— start of The records —
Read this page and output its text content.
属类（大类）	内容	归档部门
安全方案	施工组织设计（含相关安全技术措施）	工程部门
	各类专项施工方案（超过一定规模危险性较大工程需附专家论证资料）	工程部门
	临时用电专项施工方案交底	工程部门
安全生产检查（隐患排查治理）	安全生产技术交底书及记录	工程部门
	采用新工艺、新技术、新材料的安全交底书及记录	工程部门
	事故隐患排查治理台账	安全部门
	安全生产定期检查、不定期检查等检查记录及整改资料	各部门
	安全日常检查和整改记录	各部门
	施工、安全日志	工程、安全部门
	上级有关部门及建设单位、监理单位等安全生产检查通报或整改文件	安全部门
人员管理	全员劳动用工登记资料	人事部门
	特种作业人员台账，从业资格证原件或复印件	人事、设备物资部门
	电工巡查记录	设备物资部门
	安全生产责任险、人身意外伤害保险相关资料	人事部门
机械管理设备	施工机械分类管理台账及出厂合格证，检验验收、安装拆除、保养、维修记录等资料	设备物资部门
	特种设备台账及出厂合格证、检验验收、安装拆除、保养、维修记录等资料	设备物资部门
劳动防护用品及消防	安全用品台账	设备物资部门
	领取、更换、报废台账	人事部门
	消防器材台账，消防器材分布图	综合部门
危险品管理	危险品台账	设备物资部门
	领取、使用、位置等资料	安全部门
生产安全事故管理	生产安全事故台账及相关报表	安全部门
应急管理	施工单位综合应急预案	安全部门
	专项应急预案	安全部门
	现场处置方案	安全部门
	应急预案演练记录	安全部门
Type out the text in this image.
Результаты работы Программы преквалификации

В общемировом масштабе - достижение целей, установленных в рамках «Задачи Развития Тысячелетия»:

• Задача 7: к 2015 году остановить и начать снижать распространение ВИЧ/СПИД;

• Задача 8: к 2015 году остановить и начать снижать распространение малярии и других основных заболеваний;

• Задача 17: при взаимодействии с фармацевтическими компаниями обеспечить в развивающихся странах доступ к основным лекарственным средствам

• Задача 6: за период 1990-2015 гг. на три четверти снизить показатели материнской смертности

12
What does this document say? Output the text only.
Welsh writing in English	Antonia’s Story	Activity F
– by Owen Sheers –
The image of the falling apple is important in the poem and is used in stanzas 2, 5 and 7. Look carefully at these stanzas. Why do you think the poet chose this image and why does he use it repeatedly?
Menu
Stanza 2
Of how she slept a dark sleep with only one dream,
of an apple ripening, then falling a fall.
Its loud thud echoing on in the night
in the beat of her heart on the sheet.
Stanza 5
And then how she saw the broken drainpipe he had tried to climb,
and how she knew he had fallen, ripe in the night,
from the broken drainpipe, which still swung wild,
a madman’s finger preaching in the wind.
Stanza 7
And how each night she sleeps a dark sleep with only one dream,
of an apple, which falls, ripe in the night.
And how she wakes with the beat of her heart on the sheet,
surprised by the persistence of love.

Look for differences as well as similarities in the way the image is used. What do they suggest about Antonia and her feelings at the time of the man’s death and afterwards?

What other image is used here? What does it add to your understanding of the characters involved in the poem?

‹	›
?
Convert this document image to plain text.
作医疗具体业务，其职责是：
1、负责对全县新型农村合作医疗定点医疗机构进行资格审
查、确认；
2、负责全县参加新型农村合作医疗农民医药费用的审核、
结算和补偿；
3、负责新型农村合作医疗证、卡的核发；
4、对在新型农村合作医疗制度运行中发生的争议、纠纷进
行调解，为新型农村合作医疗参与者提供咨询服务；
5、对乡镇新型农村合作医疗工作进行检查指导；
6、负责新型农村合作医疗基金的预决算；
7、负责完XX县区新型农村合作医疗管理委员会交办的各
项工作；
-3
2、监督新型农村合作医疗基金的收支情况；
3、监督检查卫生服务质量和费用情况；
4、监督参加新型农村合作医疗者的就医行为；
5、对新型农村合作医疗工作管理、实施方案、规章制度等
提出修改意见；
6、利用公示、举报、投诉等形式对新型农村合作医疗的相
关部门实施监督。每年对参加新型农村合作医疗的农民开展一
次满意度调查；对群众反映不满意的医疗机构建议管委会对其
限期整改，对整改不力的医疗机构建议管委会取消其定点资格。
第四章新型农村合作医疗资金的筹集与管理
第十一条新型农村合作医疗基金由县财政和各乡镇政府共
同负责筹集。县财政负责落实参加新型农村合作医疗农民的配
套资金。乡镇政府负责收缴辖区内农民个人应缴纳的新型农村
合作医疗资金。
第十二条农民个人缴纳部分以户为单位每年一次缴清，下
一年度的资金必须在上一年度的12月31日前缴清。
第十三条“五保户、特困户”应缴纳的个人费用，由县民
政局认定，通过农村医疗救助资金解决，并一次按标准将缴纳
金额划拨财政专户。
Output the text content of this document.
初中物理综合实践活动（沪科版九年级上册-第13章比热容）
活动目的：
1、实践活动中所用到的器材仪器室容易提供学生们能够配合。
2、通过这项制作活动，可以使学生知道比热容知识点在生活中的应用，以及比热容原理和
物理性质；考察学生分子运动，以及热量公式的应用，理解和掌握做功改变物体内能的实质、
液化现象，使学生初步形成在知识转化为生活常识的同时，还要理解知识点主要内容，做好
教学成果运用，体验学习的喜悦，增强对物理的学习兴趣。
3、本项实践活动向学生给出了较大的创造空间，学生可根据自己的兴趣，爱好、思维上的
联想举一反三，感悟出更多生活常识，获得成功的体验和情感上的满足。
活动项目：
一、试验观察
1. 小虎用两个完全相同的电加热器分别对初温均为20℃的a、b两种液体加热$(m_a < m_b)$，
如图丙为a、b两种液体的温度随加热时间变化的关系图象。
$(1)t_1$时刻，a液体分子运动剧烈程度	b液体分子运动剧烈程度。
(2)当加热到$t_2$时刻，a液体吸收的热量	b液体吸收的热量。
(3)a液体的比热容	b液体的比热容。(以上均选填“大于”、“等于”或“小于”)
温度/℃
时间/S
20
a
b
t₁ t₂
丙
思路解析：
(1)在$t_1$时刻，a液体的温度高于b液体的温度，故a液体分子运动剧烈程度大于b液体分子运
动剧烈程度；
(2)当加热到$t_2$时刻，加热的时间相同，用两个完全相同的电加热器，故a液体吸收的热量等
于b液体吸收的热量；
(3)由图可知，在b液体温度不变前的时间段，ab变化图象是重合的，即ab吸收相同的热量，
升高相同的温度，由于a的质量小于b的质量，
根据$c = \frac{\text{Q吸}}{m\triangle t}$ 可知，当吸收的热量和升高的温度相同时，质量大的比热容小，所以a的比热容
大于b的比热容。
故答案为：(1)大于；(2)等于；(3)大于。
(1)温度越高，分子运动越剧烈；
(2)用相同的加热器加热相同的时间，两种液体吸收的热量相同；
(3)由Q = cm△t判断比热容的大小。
— end of The records —
Your goal: Reproduce every record above exactly as it appears.

Task result:
Read this page and output its text content.
属类（大类）	内容	归档部门
安全方案	施工组织设计（含相关安全技术措施）	工程部门
	各类专项施工方案（超过一定规模危险性较大工程需附专家论证资料）	工程部门
	临时用电专项施工方案交底	工程部门
安全生产检查（隐患排查治理）	安全生产技术交底书及记录	工程部门
	采用新工艺、新技术、新材料的安全交底书及记录	工程部门
	事故隐患排查治理台账	安全部门
	安全生产定期检查、不定期检查等检查记录及整改资料	各部门
	安全日常检查和整改记录	各部门
	施工、安全日志	工程、安全部门
	上级有关部门及建设单位、监理单位等安全生产检查通报或整改文件	安全部门
人员管理	全员劳动用工登记资料	人事部门
	特种作业人员台账，从业资格证原件或复印件	人事、设备物资部门
	电工巡查记录	设备物资部门
	安全生产责任险、人身意外伤害保险相关资料	人事部门
机械管理设备	施工机械分类管理台账及出厂合格证，检验验收、安装拆除、保养、维修记录等资料	设备物资部门
	特种设备台账及出厂合格证、检验验收、安装拆除、保养、维修记录等资料	设备物资部门
劳动防护用品及消防	安全用品台账	设备物资部门
	领取、更换、报废台账	人事部门
	消防器材台账，消防器材分布图	综合部门
危险品管理	危险品台账	设备物资部门
	领取、使用、位置等资料	安全部门
生产安全事故管理	生产安全事故台账及相关报表	安全部门
应急管理	施工单位综合应急预案	安全部门
	专项应急预案	安全部门
	现场处置方案	安全部门
	应急预案演练记录	安全部门
Type out the text in this image.
Результаты работы Программы преквалификации

В общемировом масштабе - достижение целей, установленных в рамках «Задачи Развития Тысячелетия»:

• Задача 7: к 2015 году остановить и начать снижать распространение ВИЧ/СПИД;

• Задача 8: к 2015 году остановить и начать снижать распространение малярии и других основных заболеваний;

• Задача 17: при взаимодействии с фармацевтическими компаниями обеспечить в развивающихся странах доступ к основным лекарственным средствам

• Задача 6: за период 1990-2015 гг. на три четверти снизить показатели материнской смертности

12
What does this document say? Output the text only.
Welsh writing in English	Antonia’s Story	Activity F
– by Owen Sheers –
The image of the falling apple is important in the poem and is used in stanzas 2, 5 and 7. Look carefully at these stanzas. Why do you think the poet chose this image and why does he use it repeatedly?
Menu
Stanza 2
Of how she slept a dark sleep with only one dream,
of an apple ripening, then falling a fall.
Its loud thud echoing on in the night
in the beat of her heart on the sheet.
Stanza 5
And then how she saw the broken drainpipe he had tried to climb,
and how she knew he had fallen, ripe in the night,
from the broken drainpipe, which still swung wild,
a madman’s finger preaching in the wind.
Stanza 7
And how each night she sleeps a dark sleep with only one dream,
of an apple, which falls, ripe in the night.
And how she wakes with the beat of her heart on the sheet,
surprised by the persistence of love.

Look for differences as well as similarities in the way the image is used. What do they suggest about Antonia and her feelings at the time of the man’s death and afterwards?

What other image is used here? What does it add to your understanding of the characters involved in the poem?

‹	›
?
Convert this document image to plain text.
作医疗具体业务，其职责是：
1、负责对全县新型农村合作医疗定点医疗机构进行资格审
查、确认；
2、负责全县参加新型农村合作医疗农民医药费用的审核、
结算和补偿；
3、负责新型农村合作医疗证、卡的核发；
4、对在新型农村合作医疗制度运行中发生的争议、纠纷进
行调解，为新型农村合作医疗参与者提供咨询服务；
5、对乡镇新型农村合作医疗工作进行检查指导；
6、负责新型农村合作医疗基金的预决算；
7、负责完XX县区新型农村合作医疗管理委员会交办的各
项工作；
-3
2、监督新型农村合作医疗基金的收支情况；
3、监督检查卫生服务质量和费用情况；
4、监督参加新型农村合作医疗者的就医行为；
5、对新型农村合作医疗工作管理、实施方案、规章制度等
提出修改意见；
6、利用公示、举报、投诉等形式对新型农村合作医疗的相
关部门实施监督。每年对参加新型农村合作医疗的农民开展一
次满意度调查；对群众反映不满意的医疗机构建议管委会对其
限期整改，对整改不力的医疗机构建议管委会取消其定点资格。
第四章新型农村合作医疗资金的筹集与管理
第十一条新型农村合作医疗基金由县财政和各乡镇政府共
同负责筹集。县财政负责落实参加新型农村合作医疗农民的配
套资金。乡镇政府负责收缴辖区内农民个人应缴纳的新型农村
合作医疗资金。
第十二条农民个人缴纳部分以户为单位每年一次缴清，下
一年度的资金必须在上一年度的12月31日前缴清。
第十三条“五保户、特困户”应缴纳的个人费用，由县民
政局认定，通过农村医疗救助资金解决，并一次按标准将缴纳
金额划拨财政专户。
Output the text content of this document.
初中物理综合实践活动（沪科版九年级上册-第13章比热容）
活动目的：
1、实践活动中所用到的器材仪器室容易提供学生们能够配合。
2、通过这项制作活动，可以使学生知道比热容知识点在生活中的应用，以及比热容原理和
物理性质；考察学生分子运动，以及热量公式的应用，理解和掌握做功改变物体内能的实质、
液化现象，使学生初步形成在知识转化为生活常识的同时，还要理解知识点主要内容，做好
教学成果运用，体验学习的喜悦，增强对物理的学习兴趣。
3、本项实践活动向学生给出了较大的创造空间，学生可根据自己的兴趣，爱好、思维上的
联想举一反三，感悟出更多生活常识，获得成功的体验和情感上的满足。
活动项目：
一、试验观察
1. 小虎用两个完全相同的电加热器分别对初温均为20℃的a、b两种液体加热$(m_a < m_b)$，
如图丙为a、b两种液体的温度随加热时间变化的关系图象。
$(1)t_1$时刻，a液体分子运动剧烈程度	b液体分子运动剧烈程度。
(2)当加热到$t_2$时刻，a液体吸收的热量	b液体吸收的热量。
(3)a液体的比热容	b液体的比热容。(以上均选填“大于”、“等于”或“小于”)
温度/℃
时间/S
20
a
b
t₁ t₂
丙
思路解析：
(1)在$t_1$时刻，a液体的温度高于b液体的温度，故a液体分子运动剧烈程度大于b液体分子运
动剧烈程度；
(2)当加热到$t_2$时刻，加热的时间相同，用两个完全相同的电加热器，故a液体吸收的热量等
于b液体吸收的热量；
(3)由图可知，在b液体温度不变前的时间段，ab变化图象是重合的，即ab吸收相同的热量，
升高相同的温度，由于a的质量小于b的质量，
根据$c = \frac{\text{Q吸}}{m\triangle t}$ 可知，当吸收的热量和升高的温度相同时，质量大的比热容小，所以a的比热容
大于b的比热容。
故答案为：(1)大于；(2)等于；(3)大于。
(1)温度越高，分子运动越剧烈；
(2)用相同的加热器加热相同的时间，两种液体吸收的热量相同；
(3)由Q = cm△t判断比热容的大小。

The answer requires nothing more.